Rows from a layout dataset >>
------------

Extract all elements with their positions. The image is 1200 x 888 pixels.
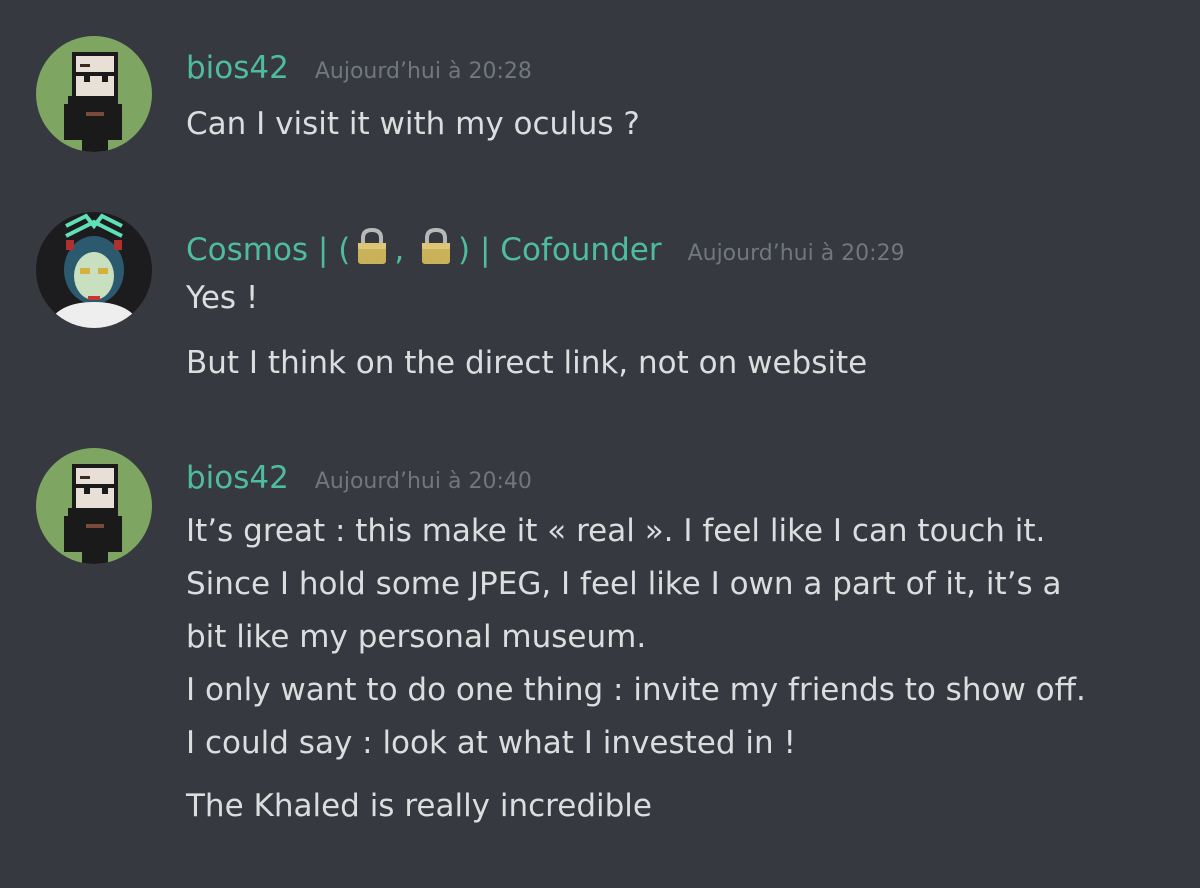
username-part: Cosmos | ( (186, 232, 351, 268)
lock-icon (358, 227, 387, 264)
username[interactable]: bios42 (186, 460, 289, 496)
message-text: Can I visit it with my oculus ? (186, 106, 640, 142)
chat-messages: bios42 Aujourd’hui à 20:28 Can I visit i… (0, 0, 1200, 888)
message-text: Since I hold some JPEG, I feel like I ow… (186, 566, 1062, 602)
user-avatar[interactable] (36, 448, 152, 564)
username-part: ) | Cofounder (458, 232, 662, 268)
message-text: I could say : look at what I invested in… (186, 725, 796, 761)
username-part: , (394, 232, 405, 268)
timestamp: Aujourd’hui à 20:29 (687, 241, 905, 266)
message-text: But I think on the direct link, not on w… (186, 345, 868, 381)
message-text: The Khaled is really incredible (186, 788, 652, 824)
message-text: I only want to do one thing : invite my … (186, 672, 1086, 708)
user-avatar[interactable] (36, 212, 152, 328)
username[interactable]: Cosmos | ( , ) | Cofounder (186, 226, 662, 268)
timestamp: Aujourd’hui à 20:28 (314, 59, 532, 84)
username[interactable]: bios42 (186, 50, 289, 86)
anime-girl-avatar-icon (36, 212, 152, 328)
message-text: Yes ! (186, 280, 259, 316)
bald-bearded-pixel-avatar-icon (36, 448, 152, 564)
lock-icon (422, 227, 451, 264)
message-text: bit like my personal museum. (186, 619, 647, 655)
message-text: It’s great : this make it « real ». I fe… (186, 513, 1046, 549)
timestamp: Aujourd’hui à 20:40 (314, 469, 532, 494)
user-avatar[interactable] (36, 36, 152, 152)
bald-bearded-pixel-avatar-icon (36, 36, 152, 152)
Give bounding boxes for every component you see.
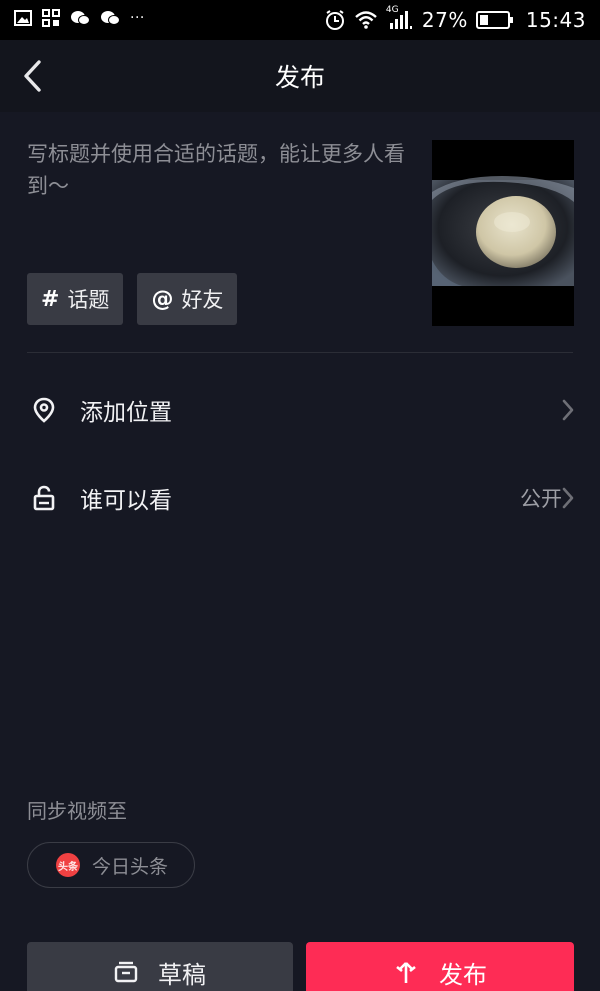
publish-screen: ··· 4G 27% 15:43 发布 写标题并使用合适的话题，能让更多人看到〜… [0, 0, 600, 991]
hashtag-icon: # [41, 286, 60, 312]
save-draft-label: 草稿 [158, 960, 206, 989]
add-location-label: 添加位置 [80, 400, 172, 426]
status-bar: ··· 4G 27% 15:43 [0, 0, 600, 40]
who-can-view-label: 谁可以看 [80, 488, 172, 514]
cover-image [432, 140, 574, 326]
alarm-icon [324, 9, 346, 31]
save-draft-button[interactable]: 草稿 [27, 942, 293, 991]
chevron-right-icon [562, 487, 574, 509]
apps-icon [42, 9, 60, 27]
page-title: 发布 [274, 63, 325, 92]
location-pin-icon [33, 397, 55, 423]
gallery-icon [14, 10, 32, 26]
who-can-view-row[interactable]: 谁可以看 公开 [0, 468, 600, 528]
more-dots-icon: ··· [130, 10, 145, 26]
at-icon: @ [151, 286, 174, 312]
add-location-row[interactable]: 添加位置 [0, 380, 600, 440]
chevron-left-icon [24, 60, 41, 92]
signal-icon: 4G [386, 5, 414, 31]
publish-button[interactable]: 发布 [306, 942, 574, 991]
caption-input[interactable]: 写标题并使用合适的话题，能让更多人看到〜 [27, 138, 415, 202]
toutiao-sync-toggle[interactable]: 头条 今日头条 [27, 842, 195, 888]
status-bar-right: 4G 27% 15:43 [324, 5, 586, 34]
visibility-value: 公开 [520, 487, 562, 511]
back-button[interactable] [12, 56, 52, 96]
publish-spark-icon [396, 962, 416, 983]
header: 发布 [0, 40, 600, 112]
wifi-icon [354, 10, 378, 30]
unlock-icon [33, 485, 55, 511]
divider [27, 352, 573, 353]
clock: 15:43 [525, 8, 586, 32]
toutiao-logo-icon: 头条 [56, 853, 80, 877]
tag-buttons: # 话题 @ 好友 [27, 273, 238, 325]
publish-label: 发布 [439, 960, 487, 989]
topic-button[interactable]: # 话题 [27, 273, 124, 325]
chevron-right-icon [562, 399, 574, 421]
wechat-icon [70, 10, 90, 26]
network-type-label: 4G [385, 5, 399, 15]
wechat-icon [100, 10, 120, 26]
battery-icon [475, 11, 514, 29]
toutiao-sync-label: 今日头条 [92, 855, 169, 878]
mention-friends-label: 好友 [181, 288, 224, 312]
mention-friends-button[interactable]: @ 好友 [137, 273, 238, 325]
sync-section-label: 同步视频至 [27, 799, 127, 823]
battery-percent: 27% [421, 8, 468, 32]
draft-box-icon [114, 961, 138, 983]
topic-button-label: 话题 [67, 288, 110, 312]
video-thumbnail[interactable] [432, 140, 574, 326]
status-bar-left-icons: ··· [14, 9, 145, 27]
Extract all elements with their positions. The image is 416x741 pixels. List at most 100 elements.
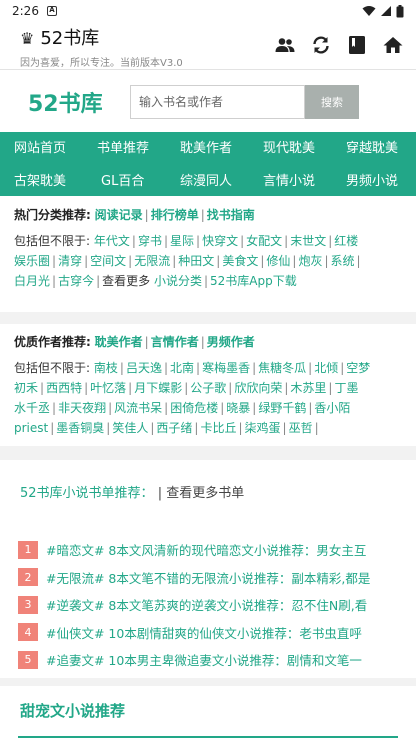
app-title: 52书库 bbox=[40, 28, 100, 49]
tag-link[interactable]: 古穿今 bbox=[58, 274, 94, 288]
booklist-list: 1 #暗恋文# 8本文风清新的现代暗恋文小说推荐：男女主互 2 #无限流# 8本… bbox=[18, 536, 406, 674]
tag-link[interactable]: 女配文 bbox=[246, 234, 282, 248]
tag-link[interactable]: 清穿 bbox=[58, 254, 82, 268]
battery-icon bbox=[396, 4, 404, 17]
search-button[interactable]: 搜索 bbox=[305, 85, 359, 119]
refresh-icon[interactable] bbox=[310, 34, 332, 56]
author-link[interactable]: 欣欣向荣 bbox=[234, 381, 282, 395]
list-item[interactable]: 1 #暗恋文# 8本文风清新的现代暗恋文小说推荐：男女主互 bbox=[18, 536, 406, 564]
authors-header: 优质作者推荐: 耽美作者 | 言情作者 | 男频作者 bbox=[14, 335, 255, 349]
nav-item-home[interactable]: 网站首页 bbox=[14, 132, 66, 165]
authors-line-1: 包括但不限于: 南枝 | 吕天逸 | 北南 | 寒梅墨香 | 焦糖冬瓜 | 北倾 | 空梦 bbox=[14, 361, 371, 375]
authors-card: 优质作者推荐: 耽美作者 | 言情作者 | 男频作者 包括但不限于: 南枝 | 吕天逸 | 北南… bbox=[0, 324, 416, 446]
nav-item-romance[interactable]: 言情小说 bbox=[263, 165, 315, 198]
authors-line-2: 初禾 | 西西特 | 叶忆落 | 月下蝶影 | 公子歌 | 欣欣向荣 | 木苏里 | 丁墨 bbox=[14, 381, 359, 395]
author-link[interactable]: 北倾 bbox=[314, 361, 338, 375]
tag-link[interactable]: 星际 bbox=[170, 234, 194, 248]
list-item[interactable]: 2 #无限流# 8本文笔不错的无限流小说推荐：副本精彩,都是 bbox=[18, 564, 406, 592]
author-link[interactable]: 木苏里 bbox=[290, 381, 326, 395]
author-link[interactable]: 吕天逸 bbox=[126, 361, 162, 375]
app-bar: ♛ 52书库 因为喜爱，所以专注。当前版本V3.0 bbox=[0, 22, 416, 70]
nav-item-booklists[interactable]: 书单推荐 bbox=[97, 132, 149, 165]
booklist-card: 52书库小说书单推荐： | 查看更多书单 1 #暗恋文# 8本文风清新的现代暗恋… bbox=[0, 460, 416, 678]
author-link[interactable]: 公子歌 bbox=[190, 381, 226, 395]
tag-link[interactable]: 娱乐圈 bbox=[14, 254, 50, 268]
author-link[interactable]: 水千丞 bbox=[14, 401, 50, 415]
main-nav: 网站首页 书单推荐 耽美作者 现代耽美 穿越耽美 古架耽美 GL百合 综漫同人 … bbox=[0, 132, 416, 198]
tag-link[interactable]: 修仙 bbox=[266, 254, 290, 268]
author-link[interactable]: 绿野千鹤 bbox=[258, 401, 306, 415]
wifi-icon bbox=[362, 6, 376, 16]
author-link[interactable]: 西子绪 bbox=[156, 421, 192, 435]
bookshelf-icon[interactable] bbox=[346, 34, 368, 56]
crown-icon: ♛ bbox=[20, 29, 35, 48]
romance-authors-link[interactable]: 言情作者 bbox=[151, 335, 199, 349]
sweet-section-title[interactable]: 甜宠文小说推荐 bbox=[20, 700, 125, 721]
tag-link[interactable]: 种田文 bbox=[178, 254, 214, 268]
category-more-link[interactable]: 小说分类 bbox=[154, 274, 202, 288]
tag-link[interactable]: 美食文 bbox=[222, 254, 258, 268]
users-icon[interactable] bbox=[274, 34, 296, 56]
tag-link[interactable]: 红楼 bbox=[334, 234, 358, 248]
male-authors-link[interactable]: 男频作者 bbox=[207, 335, 255, 349]
author-link[interactable]: 叶忆落 bbox=[90, 381, 126, 395]
author-link[interactable]: 丁墨 bbox=[334, 381, 358, 395]
author-link[interactable]: 墨香铜臭 bbox=[56, 421, 104, 435]
author-link[interactable]: 寒梅墨香 bbox=[202, 361, 250, 375]
home-icon[interactable] bbox=[382, 34, 404, 56]
app-download-link[interactable]: 52书库App下载 bbox=[210, 274, 297, 288]
author-link[interactable]: 柒鸡蛋 bbox=[245, 421, 281, 435]
tag-link[interactable]: 穿书 bbox=[138, 234, 162, 248]
author-link[interactable]: 北南 bbox=[170, 361, 194, 375]
search-input[interactable] bbox=[130, 85, 305, 119]
reading-history-link[interactable]: 阅读记录 bbox=[95, 208, 143, 222]
site-logo[interactable]: 52书库 bbox=[28, 86, 103, 118]
book-guide-link[interactable]: 找书指南 bbox=[207, 208, 255, 222]
danmei-authors-link[interactable]: 耽美作者 bbox=[95, 335, 143, 349]
nav-item-time-travel[interactable]: 穿越耽美 bbox=[346, 132, 398, 165]
author-link[interactable]: 风流书呆 bbox=[114, 401, 162, 415]
tag-link[interactable]: 炮灰 bbox=[298, 254, 322, 268]
author-link[interactable]: 笑佳人 bbox=[112, 421, 148, 435]
tag-link[interactable]: 末世文 bbox=[290, 234, 326, 248]
nav-item-authors[interactable]: 耽美作者 bbox=[180, 132, 232, 165]
author-link[interactable]: 初禾 bbox=[14, 381, 38, 395]
tag-link[interactable]: 年代文 bbox=[94, 234, 130, 248]
author-link[interactable]: 巫哲 bbox=[289, 421, 313, 435]
author-link[interactable]: 空梦 bbox=[346, 361, 370, 375]
tag-link[interactable]: 白月光 bbox=[14, 274, 50, 288]
hot-categories-card: 热门分类推荐: 阅读记录 | 排行榜单 | 找书指南 包括但不限于: 年代文 | 穿书 | 星际… bbox=[0, 196, 416, 312]
author-link[interactable]: 西西特 bbox=[46, 381, 82, 395]
author-link[interactable]: priest bbox=[14, 421, 48, 435]
list-item[interactable]: 4 #仙侠文# 10本剧情甜爽的仙侠文小说推荐：老书虫直呼 bbox=[18, 619, 406, 647]
ranking-link[interactable]: 排行榜单 bbox=[151, 208, 199, 222]
author-link[interactable]: 晓暴 bbox=[226, 401, 250, 415]
author-link[interactable]: 焦糖冬瓜 bbox=[258, 361, 306, 375]
tag-link[interactable]: 系统 bbox=[331, 254, 355, 268]
list-item-text: #无限流# 8本文笔不错的无限流小说推荐：副本精彩,都是 bbox=[46, 570, 371, 586]
tags-line-3: 白月光 | 古穿今 | 查看更多 小说分类 | 52书库App下载 bbox=[14, 274, 297, 288]
tag-link[interactable]: 快穿文 bbox=[202, 234, 238, 248]
nav-item-gl[interactable]: GL百合 bbox=[101, 165, 144, 198]
rank-badge: 4 bbox=[18, 623, 38, 642]
list-item[interactable]: 5 #追妻文# 10本男主卑微追妻文小说推荐：剧情和文笔一 bbox=[18, 646, 406, 674]
nav-item-modern[interactable]: 现代耽美 bbox=[263, 132, 315, 165]
tag-link[interactable]: 空间文 bbox=[90, 254, 126, 268]
author-link[interactable]: 月下蝶影 bbox=[134, 381, 182, 395]
notification-a-icon: A bbox=[46, 6, 57, 16]
nav-item-ancient[interactable]: 古架耽美 bbox=[14, 165, 66, 198]
author-link[interactable]: 非天夜翔 bbox=[58, 401, 106, 415]
nav-item-male[interactable]: 男频小说 bbox=[346, 165, 398, 198]
author-link[interactable]: 香小陌 bbox=[314, 401, 350, 415]
author-link[interactable]: 困倚危楼 bbox=[170, 401, 218, 415]
author-link[interactable]: 南枝 bbox=[94, 361, 118, 375]
tag-link[interactable]: 无限流 bbox=[134, 254, 170, 268]
app-subtitle: 因为喜爱，所以专注。当前版本V3.0 bbox=[20, 58, 183, 69]
section-divider bbox=[18, 736, 398, 738]
list-item[interactable]: 3 #逆袭文# 8本文笔苏爽的逆袭文小说推荐：忍不住N刷,看 bbox=[18, 591, 406, 619]
nav-item-fanfic[interactable]: 综漫同人 bbox=[180, 165, 232, 198]
more-booklists-link[interactable]: | 查看更多书单 bbox=[158, 486, 245, 501]
author-link[interactable]: 卡比丘 bbox=[200, 421, 236, 435]
list-item-text: #追妻文# 10本男主卑微追妻文小说推荐：剧情和文笔一 bbox=[46, 653, 362, 669]
authors-line-3: 水千丞 | 非天夜翔 | 风流书呆 | 困倚危楼 | 晓暴 | 绿野千鹤 | 香小陌 bbox=[14, 401, 351, 415]
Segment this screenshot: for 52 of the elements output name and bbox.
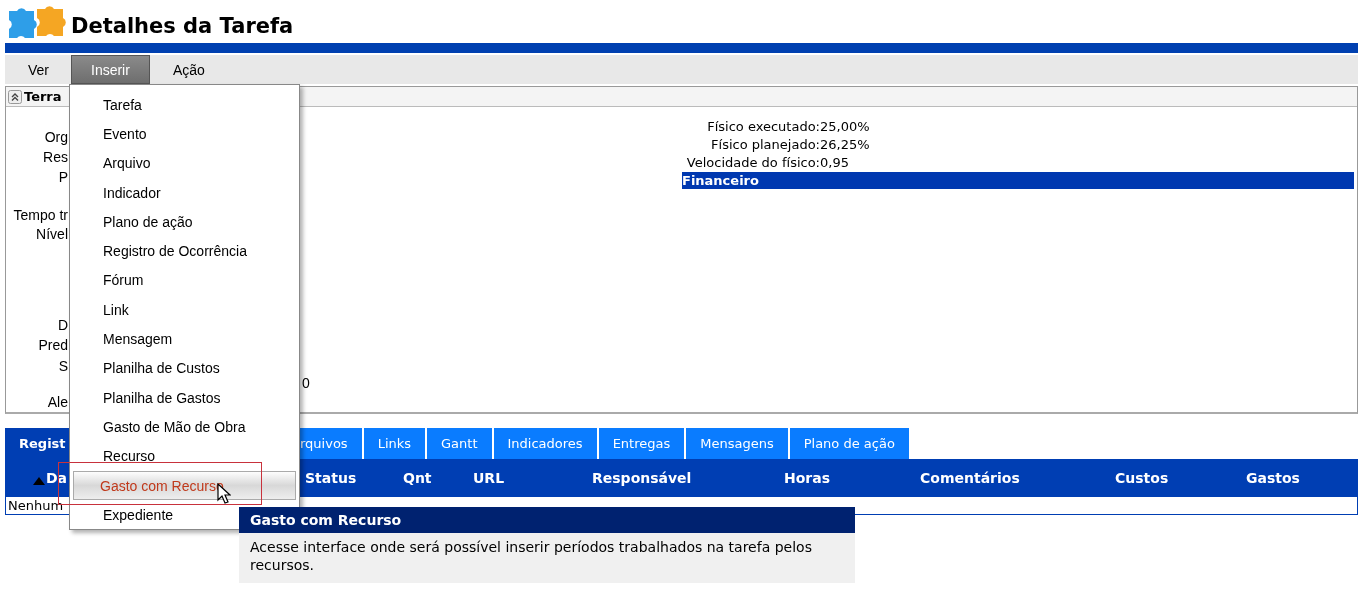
menu-item[interactable]: Ação: [149, 55, 228, 84]
menu-item[interactable]: Link: [73, 295, 296, 325]
column-header[interactable]: Comentários: [920, 470, 1020, 486]
field-label: P: [57, 168, 68, 187]
menu-item[interactable]: Plano de ação: [73, 207, 296, 237]
tab[interactable]: Plano de ação: [789, 428, 909, 459]
panel-title: Terra: [24, 89, 62, 104]
menu-item[interactable]: Registro de Ocorrência: [73, 236, 296, 266]
field-label: Físico planejado:: [710, 136, 820, 152]
field-label: Org: [43, 128, 68, 147]
column-header[interactable]: Horas: [784, 470, 831, 486]
menu-item[interactable]: Planilha de Custos: [73, 353, 296, 383]
field-value: 0: [302, 375, 311, 392]
field-value: 26,25%: [820, 136, 870, 152]
column-header[interactable]: Responsável: [592, 470, 692, 486]
field-value: 25,00%: [820, 118, 870, 134]
tab[interactable]: Entregas: [598, 428, 685, 459]
field-value: 0,95: [820, 154, 849, 170]
empty-message: Nenhum: [8, 498, 64, 513]
field-label: Pred: [37, 336, 68, 355]
collapse-icon[interactable]: [8, 89, 22, 104]
column-header[interactable]: Gastos: [1246, 470, 1300, 486]
field-label: Físico executado:: [706, 118, 820, 134]
field-label: Ale: [46, 393, 68, 412]
tab[interactable]: Indicadores: [493, 428, 597, 459]
tab[interactable]: Regist: [5, 428, 69, 459]
field-label: Tempo tr: [12, 206, 68, 224]
section-header: Financeiro: [682, 172, 1354, 189]
tab[interactable]: Gantt: [427, 428, 492, 459]
tab[interactable]: Links: [363, 428, 426, 459]
tooltip-text: Acesse interface onde será possível inserir períodos trabalhados na tarefa pelos recursos.: [249, 538, 813, 575]
menu-item[interactable]: Indicador: [73, 177, 296, 208]
menu-item[interactable]: Mensagem: [73, 324, 296, 354]
menu-item[interactable]: Evento: [73, 119, 296, 149]
column-header[interactable]: Status: [305, 470, 357, 486]
menu-item[interactable]: Inserir: [71, 55, 150, 84]
menu-item[interactable]: Planilha de Gastos: [73, 382, 296, 413]
field-label: Velocidade do físico:: [685, 154, 820, 170]
field-label: Res: [42, 148, 68, 167]
menu-item[interactable]: Ver: [5, 55, 71, 84]
menu-item[interactable]: Fórum: [73, 265, 296, 296]
tab[interactable]: Mensagens: [686, 428, 788, 459]
menu-item[interactable]: Arquivo: [73, 148, 296, 178]
field-label: D: [56, 316, 68, 335]
window-title: Detalhes da Tarefa: [71, 13, 294, 38]
tooltip-title: Gasto com Recurso: [239, 507, 855, 533]
menu-item[interactable]: Tarefa: [73, 90, 296, 120]
column-header[interactable]: Custos: [1115, 470, 1169, 486]
column-header[interactable]: URL: [473, 470, 505, 486]
field-label: Nível: [35, 225, 68, 243]
column-header[interactable]: Qnt: [403, 470, 432, 486]
field-label: S: [57, 357, 68, 375]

------------

TASK BRIEF >> Rewrite the lines starting at the one that contains "publish-screen: ··· 4G" and ending at the one that contains "toutiao-logo-icon: 头条 [56, 853, 80, 877]", changing every "interactable" to "clickable" and keeping everything else the same.

FINAL ANSWER >>
publish-screen: ··· 4G 27% 15:43 发布 写标题并使用合适的话题，能让更多人看到〜… [0, 0, 600, 991]
hashtag-icon: # [41, 286, 60, 312]
save-draft-label: 草稿 [158, 960, 206, 989]
add-location-label: 添加位置 [80, 400, 172, 426]
status-bar: ··· 4G 27% 15:43 [0, 0, 600, 40]
who-can-view-label: 谁可以看 [80, 488, 172, 514]
cover-image [432, 140, 574, 326]
alarm-icon [324, 9, 346, 31]
save-draft-button[clickable]: 草稿 [27, 942, 293, 991]
chevron-right-icon [562, 487, 574, 509]
apps-icon [42, 9, 60, 27]
page-title: 发布 [274, 63, 325, 92]
location-pin-icon [33, 397, 55, 423]
gallery-icon [14, 10, 32, 26]
who-can-view-row[clickable]: 谁可以看 公开 [0, 468, 600, 528]
more-dots-icon: ··· [130, 10, 145, 26]
at-icon: @ [151, 286, 174, 312]
add-location-row[clickable]: 添加位置 [0, 380, 600, 440]
chevron-left-icon [24, 60, 41, 92]
signal-icon: 4G [386, 5, 414, 31]
publish-button[clickable]: 发布 [306, 942, 574, 991]
caption-input[clickable]: 写标题并使用合适的话题，能让更多人看到〜 [27, 138, 415, 202]
toutiao-sync-toggle[clickable]: 头条 今日头条 [27, 842, 195, 888]
status-bar-right: 4G 27% 15:43 [324, 5, 586, 34]
visibility-value: 公开 [520, 487, 562, 511]
back-button[clickable] [12, 56, 52, 96]
publish-spark-icon [396, 962, 416, 983]
header: 发布 [0, 40, 600, 112]
wifi-icon [354, 10, 378, 30]
unlock-icon [33, 485, 55, 511]
divider [27, 352, 573, 353]
clock: 15:43 [525, 8, 586, 32]
toutiao-logo-icon: 头条 [56, 853, 80, 877]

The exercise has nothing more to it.